--- Start Exercise material ---
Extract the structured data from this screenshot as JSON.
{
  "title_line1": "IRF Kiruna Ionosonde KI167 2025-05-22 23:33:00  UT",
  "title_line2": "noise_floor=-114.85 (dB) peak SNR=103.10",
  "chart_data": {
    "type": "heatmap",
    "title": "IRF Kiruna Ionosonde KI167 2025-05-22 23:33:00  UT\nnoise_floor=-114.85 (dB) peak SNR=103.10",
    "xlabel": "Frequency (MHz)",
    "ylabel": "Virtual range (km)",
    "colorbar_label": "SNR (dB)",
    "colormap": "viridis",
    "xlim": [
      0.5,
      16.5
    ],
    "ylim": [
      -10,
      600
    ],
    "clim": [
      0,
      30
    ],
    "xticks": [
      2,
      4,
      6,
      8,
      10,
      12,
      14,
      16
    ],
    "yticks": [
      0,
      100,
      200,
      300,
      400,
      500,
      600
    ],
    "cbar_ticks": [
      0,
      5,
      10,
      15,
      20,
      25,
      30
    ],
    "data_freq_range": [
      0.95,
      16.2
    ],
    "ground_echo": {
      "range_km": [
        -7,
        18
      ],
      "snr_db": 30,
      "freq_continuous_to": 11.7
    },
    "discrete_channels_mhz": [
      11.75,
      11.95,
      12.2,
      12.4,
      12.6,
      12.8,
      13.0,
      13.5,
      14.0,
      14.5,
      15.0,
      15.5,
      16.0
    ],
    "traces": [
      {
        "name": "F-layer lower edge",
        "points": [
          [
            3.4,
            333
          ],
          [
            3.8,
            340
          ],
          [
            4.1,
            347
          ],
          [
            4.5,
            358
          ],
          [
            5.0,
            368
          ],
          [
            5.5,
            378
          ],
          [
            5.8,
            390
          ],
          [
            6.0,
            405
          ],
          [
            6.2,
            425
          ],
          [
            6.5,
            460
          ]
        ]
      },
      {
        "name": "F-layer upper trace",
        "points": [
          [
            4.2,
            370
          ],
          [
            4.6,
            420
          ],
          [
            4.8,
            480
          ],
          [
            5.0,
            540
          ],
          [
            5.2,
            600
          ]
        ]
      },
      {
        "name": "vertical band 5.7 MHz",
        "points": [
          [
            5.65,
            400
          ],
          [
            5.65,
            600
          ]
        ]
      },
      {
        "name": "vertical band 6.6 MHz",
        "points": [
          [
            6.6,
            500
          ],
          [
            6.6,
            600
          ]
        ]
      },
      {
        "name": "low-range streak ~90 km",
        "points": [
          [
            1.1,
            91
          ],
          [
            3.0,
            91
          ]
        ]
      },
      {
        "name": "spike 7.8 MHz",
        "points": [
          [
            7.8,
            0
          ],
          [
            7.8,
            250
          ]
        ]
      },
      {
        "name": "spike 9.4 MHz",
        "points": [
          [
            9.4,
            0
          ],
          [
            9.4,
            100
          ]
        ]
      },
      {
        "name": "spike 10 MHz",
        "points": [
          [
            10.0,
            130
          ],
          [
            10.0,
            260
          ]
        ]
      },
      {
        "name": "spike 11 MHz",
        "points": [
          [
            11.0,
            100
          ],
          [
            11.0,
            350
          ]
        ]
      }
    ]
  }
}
--- End Exercise material ---
- **Exercise details**
Write every entry out again exactly.

- **Full answer**
Extract the structured data from this screenshot as JSON.
{
  "title_line1": "IRF Kiruna Ionosonde KI167 2025-05-22 23:33:00  UT",
  "title_line2": "noise_floor=-114.85 (dB) peak SNR=103.10",
  "chart_data": {
    "type": "heatmap",
    "title": "IRF Kiruna Ionosonde KI167 2025-05-22 23:33:00  UT\nnoise_floor=-114.85 (dB) peak SNR=103.10",
    "xlabel": "Frequency (MHz)",
    "ylabel": "Virtual range (km)",
    "colorbar_label": "SNR (dB)",
    "colormap": "viridis",
    "xlim": [
      0.5,
      16.5
    ],
    "ylim": [
      -10,
      600
    ],
    "clim": [
      0,
      30
    ],
    "xticks": [
      2,
      4,
      6,
      8,
      10,
      12,
      14,
      16
    ],
    "yticks": [
      0,
      100,
      200,
      300,
      400,
      500,
      600
    ],
    "cbar_ticks": [
      0,
      5,
      10,
      15,
      20,
      25,
      30
    ],
    "data_freq_range": [
      0.95,
      16.2
    ],
    "ground_echo": {
      "range_km": [
        -7,
        18
      ],
      "snr_db": 30,
      "freq_continuous_to": 11.7
    },
    "discrete_channels_mhz": [
      11.75,
      11.95,
      12.2,
      12.4,
      12.6,
      12.8,
      13.0,
      13.5,
      14.0,
      14.5,
      15.0,
      15.5,
      16.0
    ],
    "traces": [
      {
        "name": "F-layer lower edge",
        "points": [
          [
            3.4,
            333
          ],
          [
            3.8,
            340
          ],
          [
            4.1,
            347
          ],
          [
            4.5,
            358
          ],
          [
            5.0,
            368
          ],
          [
            5.5,
            378
          ],
          [
            5.8,
            390
          ],
          [
            6.0,
            405
          ],
          [
            6.2,
            425
          ],
          [
            6.5,
            460
          ]
        ]
      },
      {
        "name": "F-layer upper trace",
        "points": [
          [
            4.2,
            370
          ],
          [
            4.6,
            420
          ],
          [
            4.8,
            480
          ],
          [
            5.0,
            540
          ],
          [
            5.2,
            600
          ]
        ]
      },
      {
        "name": "vertical band 5.7 MHz",
        "points": [
          [
            5.65,
            400
          ],
          [
            5.65,
            600
          ]
        ]
      },
      {
        "name": "vertical band 6.6 MHz",
        "points": [
          [
            6.6,
            500
          ],
          [
            6.6,
            600
          ]
        ]
      },
      {
        "name": "low-range streak ~90 km",
        "points": [
          [
            1.1,
            91
          ],
          [
            3.0,
            91
          ]
        ]
      },
      {
        "name": "spike 7.8 MHz",
        "points": [
          [
            7.8,
            0
          ],
          [
            7.8,
            250
          ]
        ]
      },
      {
        "name": "spike 9.4 MHz",
        "points": [
          [
            9.4,
            0
          ],
          [
            9.4,
            100
          ]
        ]
      },
      {
        "name": "spike 10 MHz",
        "points": [
          [
            10.0,
            130
          ],
          [
            10.0,
            260
          ]
        ]
      },
      {
        "name": "spike 11 MHz",
        "points": [
          [
            11.0,
            100
          ],
          [
            11.0,
            350
          ]
        ]
      }
    ]
  }
}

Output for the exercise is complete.